**Supplied information**

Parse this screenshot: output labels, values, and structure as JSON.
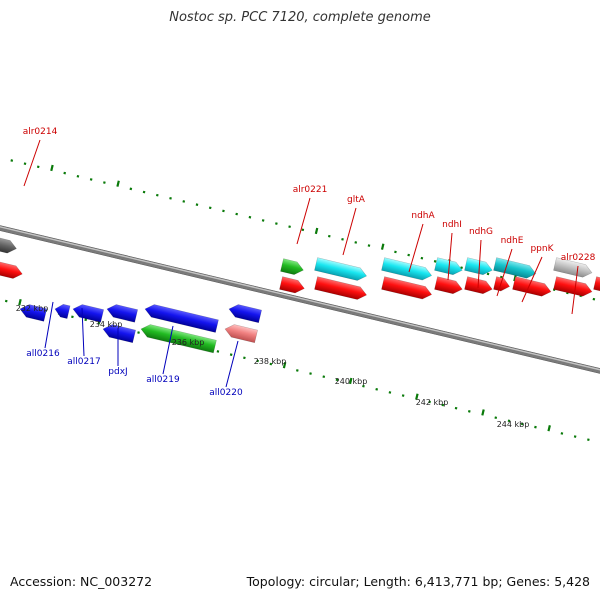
{
  "title": "Nostoc sp. PCC 7120, complete genome",
  "footer": {
    "accession": "Accession: NC_003272",
    "summary": "Topology: circular; Length: 6,413,771 bp; Genes: 5,428"
  },
  "colors": {
    "forward_label": "#cc0000",
    "reverse_label": "#0000bb",
    "backbone": "#777777",
    "tick": "#0a7a0a"
  },
  "scale_labels": [
    "232 kbp",
    "234 kbp",
    "236 kbp",
    "238 kbp",
    "240 kbp",
    "242 kbp",
    "244 kbp"
  ],
  "forward_labels": [
    "alr0214",
    "alr0221",
    "gltA",
    "ndhA",
    "ndhI",
    "ndhG",
    "ndhE",
    "ppnK",
    "alr0228"
  ],
  "reverse_labels": [
    "all0216",
    "all0217",
    "pdxJ",
    "all0219",
    "all0220"
  ]
}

**Problem**
Keeping the pictures out, print the entries above exactly as written.

**Answer space**
Parse this screenshot: output labels, values, and structure as JSON.
{
  "title": "Nostoc sp. PCC 7120, complete genome",
  "footer": {
    "accession": "Accession: NC_003272",
    "summary": "Topology: circular; Length: 6,413,771 bp; Genes: 5,428"
  },
  "colors": {
    "forward_label": "#cc0000",
    "reverse_label": "#0000bb",
    "backbone": "#777777",
    "tick": "#0a7a0a"
  },
  "scale_labels": [
    "232 kbp",
    "234 kbp",
    "236 kbp",
    "238 kbp",
    "240 kbp",
    "242 kbp",
    "244 kbp"
  ],
  "forward_labels": [
    "alr0214",
    "alr0221",
    "gltA",
    "ndhA",
    "ndhI",
    "ndhG",
    "ndhE",
    "ppnK",
    "alr0228"
  ],
  "reverse_labels": [
    "all0216",
    "all0217",
    "pdxJ",
    "all0219",
    "all0220"
  ]
}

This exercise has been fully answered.